__TASK STATEMENT__
The records below must be written out exactly, with every picture left behind.

*** DATA TO USE ***

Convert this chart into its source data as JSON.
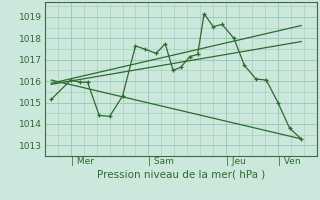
{
  "bg_color": "#cce8dc",
  "grid_color": "#99ccb8",
  "line_color": "#2d6a2d",
  "xlabel_text": "Pression niveau de la mer( hPa )",
  "x_tick_labels": [
    "| Mer",
    "| Sam",
    "| Jeu",
    "| Ven"
  ],
  "x_tick_positions": [
    1.0,
    4.0,
    7.0,
    9.0
  ],
  "ylim": [
    1012.5,
    1019.7
  ],
  "xlim": [
    0.0,
    10.5
  ],
  "yticks": [
    1013,
    1014,
    1015,
    1016,
    1017,
    1018,
    1019
  ],
  "main_x": [
    0.25,
    1.0,
    1.35,
    1.65,
    2.1,
    2.5,
    3.0,
    3.5,
    3.85,
    4.3,
    4.65,
    4.95,
    5.25,
    5.6,
    5.9,
    6.15,
    6.5,
    6.85,
    7.3,
    7.7,
    8.15,
    8.55,
    9.0,
    9.45,
    9.9
  ],
  "main_y": [
    1015.15,
    1016.05,
    1015.95,
    1015.95,
    1014.4,
    1014.35,
    1015.3,
    1017.65,
    1017.5,
    1017.3,
    1017.75,
    1016.5,
    1016.65,
    1017.15,
    1017.25,
    1019.15,
    1018.55,
    1018.65,
    1018.0,
    1016.75,
    1016.1,
    1016.05,
    1015.0,
    1013.8,
    1013.3
  ],
  "trend1_x": [
    0.25,
    9.9
  ],
  "trend1_y": [
    1015.9,
    1018.6
  ],
  "trend2_x": [
    0.25,
    9.9
  ],
  "trend2_y": [
    1016.05,
    1013.3
  ],
  "trend3_x": [
    0.25,
    9.9
  ],
  "trend3_y": [
    1015.85,
    1017.85
  ],
  "ytick_fontsize": 6.5,
  "xtick_fontsize": 6.5,
  "xlabel_fontsize": 7.5
}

***

__THE OUTPUT__
Convert this chart into its source data as JSON.
{
  "bg_color": "#cce8dc",
  "grid_color": "#99ccb8",
  "line_color": "#2d6a2d",
  "xlabel_text": "Pression niveau de la mer( hPa )",
  "x_tick_labels": [
    "| Mer",
    "| Sam",
    "| Jeu",
    "| Ven"
  ],
  "x_tick_positions": [
    1.0,
    4.0,
    7.0,
    9.0
  ],
  "ylim": [
    1012.5,
    1019.7
  ],
  "xlim": [
    0.0,
    10.5
  ],
  "yticks": [
    1013,
    1014,
    1015,
    1016,
    1017,
    1018,
    1019
  ],
  "main_x": [
    0.25,
    1.0,
    1.35,
    1.65,
    2.1,
    2.5,
    3.0,
    3.5,
    3.85,
    4.3,
    4.65,
    4.95,
    5.25,
    5.6,
    5.9,
    6.15,
    6.5,
    6.85,
    7.3,
    7.7,
    8.15,
    8.55,
    9.0,
    9.45,
    9.9
  ],
  "main_y": [
    1015.15,
    1016.05,
    1015.95,
    1015.95,
    1014.4,
    1014.35,
    1015.3,
    1017.65,
    1017.5,
    1017.3,
    1017.75,
    1016.5,
    1016.65,
    1017.15,
    1017.25,
    1019.15,
    1018.55,
    1018.65,
    1018.0,
    1016.75,
    1016.1,
    1016.05,
    1015.0,
    1013.8,
    1013.3
  ],
  "trend1_x": [
    0.25,
    9.9
  ],
  "trend1_y": [
    1015.9,
    1018.6
  ],
  "trend2_x": [
    0.25,
    9.9
  ],
  "trend2_y": [
    1016.05,
    1013.3
  ],
  "trend3_x": [
    0.25,
    9.9
  ],
  "trend3_y": [
    1015.85,
    1017.85
  ],
  "ytick_fontsize": 6.5,
  "xtick_fontsize": 6.5,
  "xlabel_fontsize": 7.5
}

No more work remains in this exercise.